--- Start DATASET ROWS ---

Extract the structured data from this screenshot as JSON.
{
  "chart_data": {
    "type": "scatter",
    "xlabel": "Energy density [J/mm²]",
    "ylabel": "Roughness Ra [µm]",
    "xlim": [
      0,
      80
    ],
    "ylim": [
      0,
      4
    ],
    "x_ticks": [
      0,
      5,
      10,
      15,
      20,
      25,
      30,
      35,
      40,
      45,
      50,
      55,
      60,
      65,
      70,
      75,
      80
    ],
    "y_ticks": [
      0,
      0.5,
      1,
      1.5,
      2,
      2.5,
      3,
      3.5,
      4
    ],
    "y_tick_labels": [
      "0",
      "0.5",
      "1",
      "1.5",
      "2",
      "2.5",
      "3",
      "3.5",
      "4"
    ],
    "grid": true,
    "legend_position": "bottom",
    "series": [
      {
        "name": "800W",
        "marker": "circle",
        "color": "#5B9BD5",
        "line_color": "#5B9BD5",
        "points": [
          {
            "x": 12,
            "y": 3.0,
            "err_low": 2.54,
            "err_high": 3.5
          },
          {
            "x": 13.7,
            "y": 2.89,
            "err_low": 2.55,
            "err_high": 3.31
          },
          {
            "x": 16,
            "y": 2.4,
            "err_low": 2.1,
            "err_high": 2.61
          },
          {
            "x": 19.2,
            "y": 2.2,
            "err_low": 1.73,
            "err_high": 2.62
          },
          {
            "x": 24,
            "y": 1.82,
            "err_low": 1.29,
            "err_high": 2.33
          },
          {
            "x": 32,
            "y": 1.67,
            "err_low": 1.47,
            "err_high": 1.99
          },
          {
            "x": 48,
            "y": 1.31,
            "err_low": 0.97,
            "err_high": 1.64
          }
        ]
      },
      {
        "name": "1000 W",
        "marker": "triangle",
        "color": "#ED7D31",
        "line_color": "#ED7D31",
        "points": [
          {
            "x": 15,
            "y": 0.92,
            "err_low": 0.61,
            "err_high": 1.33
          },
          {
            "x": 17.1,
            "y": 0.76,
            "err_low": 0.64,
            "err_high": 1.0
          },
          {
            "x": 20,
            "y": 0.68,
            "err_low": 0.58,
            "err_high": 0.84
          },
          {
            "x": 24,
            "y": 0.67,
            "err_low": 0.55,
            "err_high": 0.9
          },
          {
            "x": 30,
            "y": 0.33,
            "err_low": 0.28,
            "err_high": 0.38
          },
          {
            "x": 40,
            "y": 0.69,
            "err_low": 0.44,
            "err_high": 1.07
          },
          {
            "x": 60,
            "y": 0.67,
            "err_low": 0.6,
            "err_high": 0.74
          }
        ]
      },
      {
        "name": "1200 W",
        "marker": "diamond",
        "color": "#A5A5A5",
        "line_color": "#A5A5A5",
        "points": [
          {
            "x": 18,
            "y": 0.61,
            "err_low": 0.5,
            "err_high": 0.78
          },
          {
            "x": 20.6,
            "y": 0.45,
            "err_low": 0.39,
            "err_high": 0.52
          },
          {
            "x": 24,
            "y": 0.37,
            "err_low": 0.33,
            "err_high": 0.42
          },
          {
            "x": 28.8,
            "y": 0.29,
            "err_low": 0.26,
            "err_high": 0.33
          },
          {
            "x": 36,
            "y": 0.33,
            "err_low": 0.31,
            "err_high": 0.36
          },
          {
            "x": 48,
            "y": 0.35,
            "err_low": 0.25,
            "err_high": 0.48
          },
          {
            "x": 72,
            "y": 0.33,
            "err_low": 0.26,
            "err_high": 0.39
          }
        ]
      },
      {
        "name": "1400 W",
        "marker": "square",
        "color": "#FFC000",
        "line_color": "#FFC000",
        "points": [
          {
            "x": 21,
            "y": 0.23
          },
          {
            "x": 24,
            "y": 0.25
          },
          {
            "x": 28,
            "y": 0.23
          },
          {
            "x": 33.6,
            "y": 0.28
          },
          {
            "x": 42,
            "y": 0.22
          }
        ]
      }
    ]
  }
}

--- End DATASET ROWS ---

GIVEN INSTRUCTION | Show every line of the listing in which the string "name" can be found.

COMPLETE ANSWER |
        "name": "800W",
        "name": "1000 W",
        "name": "1200 W",
        "name": "1400 W",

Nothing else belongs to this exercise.